>> Begin MATERIAL FOR THIS TASK
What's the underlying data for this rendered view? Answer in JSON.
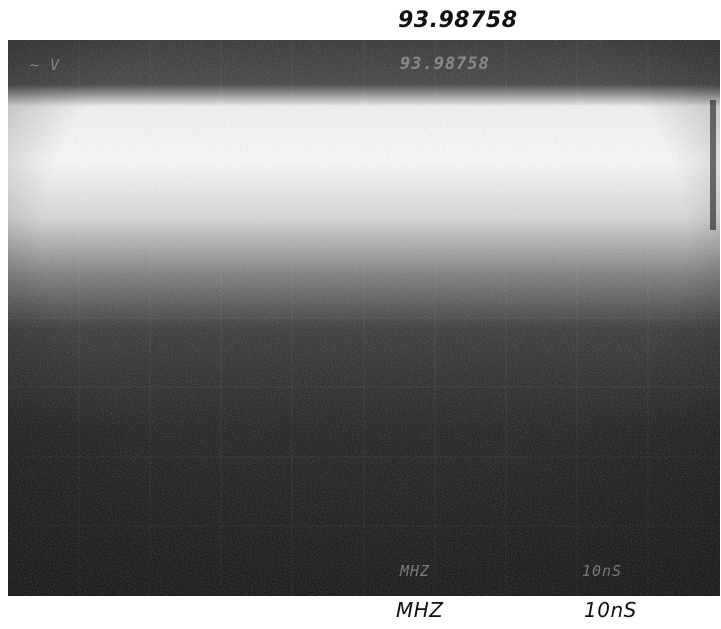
{
  "caption_top": "93.98758",
  "caption_unit": "MHZ",
  "caption_time": "10nS",
  "screen": {
    "frequency_readout": "93.98758",
    "unit_readout": "MHZ",
    "time_readout": "10nS"
  }
}
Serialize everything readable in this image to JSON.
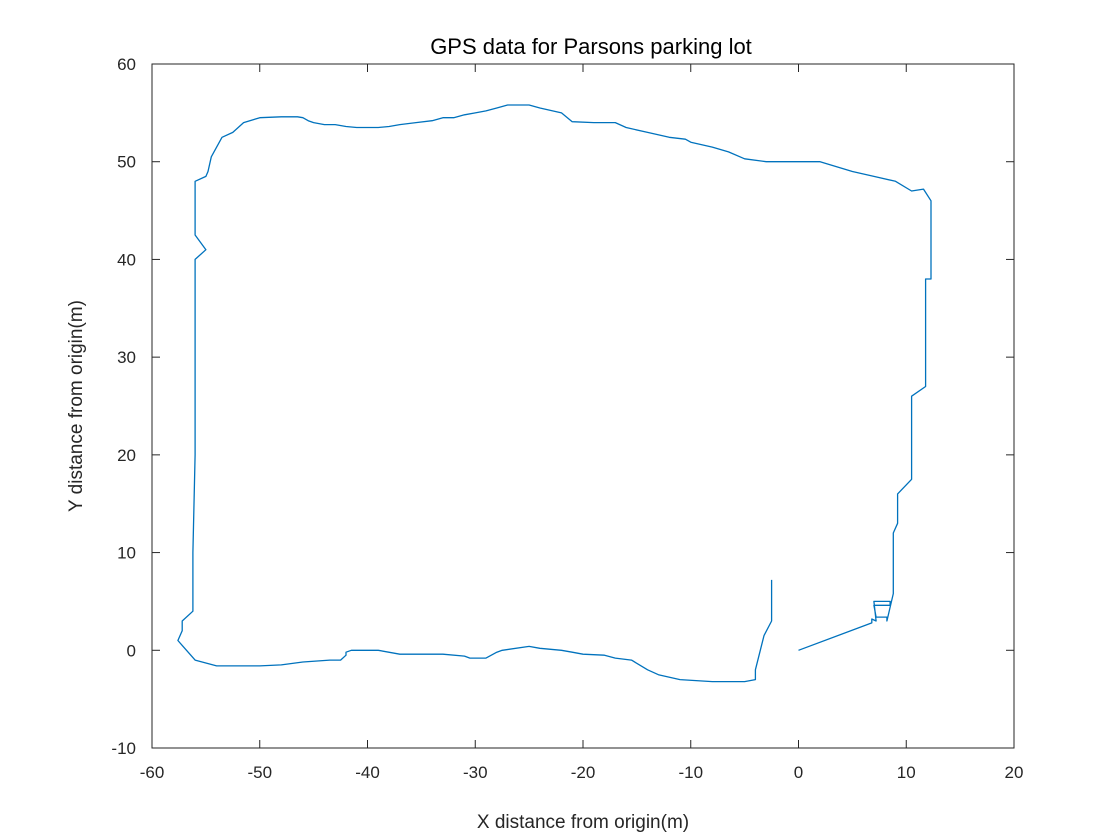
{
  "colors": {
    "series": "#0072bd",
    "axis": "#262626"
  },
  "chart_data": {
    "type": "line",
    "title": "GPS data for Parsons parking lot",
    "xlabel": "X distance from origin(m)",
    "ylabel": "Y distance from origin(m)",
    "xlim": [
      -60,
      20
    ],
    "ylim": [
      -10,
      60
    ],
    "xticks": [
      -60,
      -50,
      -40,
      -30,
      -20,
      -10,
      0,
      10,
      20
    ],
    "yticks": [
      -10,
      0,
      10,
      20,
      30,
      40,
      50,
      60
    ],
    "grid": false,
    "legend": "none",
    "series": [
      {
        "x": [
          0,
          6.8,
          6.8,
          7.2,
          7.0,
          8.5,
          8.5,
          7.0,
          7.2,
          8.2,
          8.2,
          8.8,
          8.8,
          9.2,
          9.2,
          10.5,
          10.5,
          11.8,
          11.8,
          12.3,
          12.3,
          11.6,
          10.5,
          9.0,
          7.0,
          5.0,
          2.0,
          0,
          -3.0,
          -5.0,
          -6.5,
          -8.0,
          -10.0,
          -10.5,
          -12.0,
          -14.0,
          -16.0,
          -17.0,
          -19.0,
          -21.0,
          -22.0,
          -24.0,
          -25.0,
          -27.0,
          -28.0,
          -29.0,
          -30.0,
          -31.0,
          -32.0,
          -33.0,
          -34.0,
          -35.5,
          -37.0,
          -38.0,
          -39.0,
          -40.0,
          -41.0,
          -42.0,
          -43.0,
          -44.0,
          -45.0,
          -45.5,
          -46.0,
          -46.5,
          -48.0,
          -50.0,
          -51.5,
          -52.5,
          -53.5,
          -54.5,
          -54.8,
          -55.0,
          -56.0,
          -56.0,
          -55.0,
          -56.0,
          -56.0,
          -56.0,
          -56.2,
          -56.2,
          -57.2,
          -57.2,
          -57.6,
          -57.2,
          -56.0,
          -54.0,
          -50.0,
          -48.0,
          -46.0,
          -43.5,
          -42.5,
          -42.0,
          -42.0,
          -41.5,
          -39.0,
          -37.0,
          -36.0,
          -35.0,
          -33.0,
          -31.0,
          -30.5,
          -29.0,
          -28.0,
          -27.5,
          -25.0,
          -24.0,
          -22.0,
          -21.0,
          -20.0,
          -18.0,
          -17.0,
          -15.5,
          -14.0,
          -13.0,
          -11.0,
          -8.0,
          -5.0,
          -4.0,
          -4.0,
          -3.2,
          -2.5,
          -2.5
        ],
        "y": [
          0,
          2.8,
          3.2,
          3.0,
          5.0,
          5.0,
          4.6,
          4.6,
          3.4,
          3.4,
          3.0,
          5.8,
          12.0,
          13.0,
          16.0,
          17.5,
          26.0,
          27.0,
          38.0,
          38.0,
          46.0,
          47.2,
          47.0,
          48.0,
          48.5,
          49.0,
          50.0,
          50.0,
          50.0,
          50.3,
          51.0,
          51.5,
          52.0,
          52.3,
          52.5,
          53.0,
          53.5,
          54.0,
          54.0,
          54.1,
          55.0,
          55.5,
          55.8,
          55.8,
          55.5,
          55.2,
          55.0,
          54.8,
          54.5,
          54.5,
          54.2,
          54.0,
          53.8,
          53.6,
          53.5,
          53.5,
          53.5,
          53.6,
          53.8,
          53.8,
          54.0,
          54.2,
          54.5,
          54.6,
          54.6,
          54.5,
          54.0,
          53.0,
          52.5,
          50.5,
          49.0,
          48.5,
          48.0,
          42.5,
          41.0,
          40.0,
          30.0,
          20.0,
          10.0,
          4.0,
          3.0,
          2.0,
          1.0,
          0.5,
          -1.0,
          -1.6,
          -1.6,
          -1.5,
          -1.2,
          -1.0,
          -1.0,
          -0.5,
          -0.2,
          0,
          0,
          -0.4,
          -0.4,
          -0.4,
          -0.4,
          -0.6,
          -0.8,
          -0.8,
          -0.2,
          0,
          0.4,
          0.2,
          0,
          -0.2,
          -0.4,
          -0.5,
          -0.8,
          -1.0,
          -2.0,
          -2.5,
          -3.0,
          -3.2,
          -3.2,
          -3.0,
          -2.0,
          1.5,
          3.0,
          7.2
        ]
      }
    ]
  }
}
>> End MATERIAL FOR THIS TASK
In the entries above, identify each line that includes the string "from", then copy it.

    "xlabel": "X distance from origin(m)",
    "ylabel": "Y distance from origin(m)",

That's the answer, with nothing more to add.